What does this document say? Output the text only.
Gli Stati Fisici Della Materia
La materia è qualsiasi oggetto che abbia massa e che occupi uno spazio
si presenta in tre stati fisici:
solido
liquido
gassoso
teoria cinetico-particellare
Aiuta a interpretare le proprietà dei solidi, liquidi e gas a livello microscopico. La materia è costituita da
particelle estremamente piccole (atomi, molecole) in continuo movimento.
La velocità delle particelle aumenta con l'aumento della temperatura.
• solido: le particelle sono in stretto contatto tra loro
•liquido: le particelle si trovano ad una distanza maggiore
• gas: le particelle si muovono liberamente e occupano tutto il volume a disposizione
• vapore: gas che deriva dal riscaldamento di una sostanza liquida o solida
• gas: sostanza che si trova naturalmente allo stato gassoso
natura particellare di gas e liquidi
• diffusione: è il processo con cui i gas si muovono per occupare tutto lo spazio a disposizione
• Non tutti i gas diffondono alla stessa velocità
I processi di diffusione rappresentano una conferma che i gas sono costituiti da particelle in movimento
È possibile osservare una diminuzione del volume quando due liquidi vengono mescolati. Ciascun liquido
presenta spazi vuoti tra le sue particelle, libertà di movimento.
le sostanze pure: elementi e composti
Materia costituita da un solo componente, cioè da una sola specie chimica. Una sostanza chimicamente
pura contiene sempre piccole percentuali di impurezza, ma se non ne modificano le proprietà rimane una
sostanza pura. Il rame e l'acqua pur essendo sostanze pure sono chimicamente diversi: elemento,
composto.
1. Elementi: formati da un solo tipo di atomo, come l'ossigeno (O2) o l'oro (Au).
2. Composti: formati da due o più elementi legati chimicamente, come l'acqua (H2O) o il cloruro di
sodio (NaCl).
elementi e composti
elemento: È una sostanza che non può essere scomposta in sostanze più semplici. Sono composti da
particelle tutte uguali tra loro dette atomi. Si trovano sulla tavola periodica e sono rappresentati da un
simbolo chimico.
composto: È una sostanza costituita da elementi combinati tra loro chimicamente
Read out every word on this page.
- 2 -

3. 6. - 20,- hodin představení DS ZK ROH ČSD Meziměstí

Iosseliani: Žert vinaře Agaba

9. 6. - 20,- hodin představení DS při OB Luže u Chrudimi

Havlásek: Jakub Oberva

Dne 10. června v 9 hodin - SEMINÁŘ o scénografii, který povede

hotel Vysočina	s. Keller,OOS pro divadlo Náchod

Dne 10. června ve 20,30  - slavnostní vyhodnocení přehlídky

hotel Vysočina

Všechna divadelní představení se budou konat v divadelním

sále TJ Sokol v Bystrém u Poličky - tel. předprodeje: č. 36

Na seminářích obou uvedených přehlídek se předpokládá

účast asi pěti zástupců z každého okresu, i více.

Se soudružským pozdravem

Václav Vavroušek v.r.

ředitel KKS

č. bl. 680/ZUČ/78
——
Determine how many lines of the records above contain the word "costituita", and report only that number.

3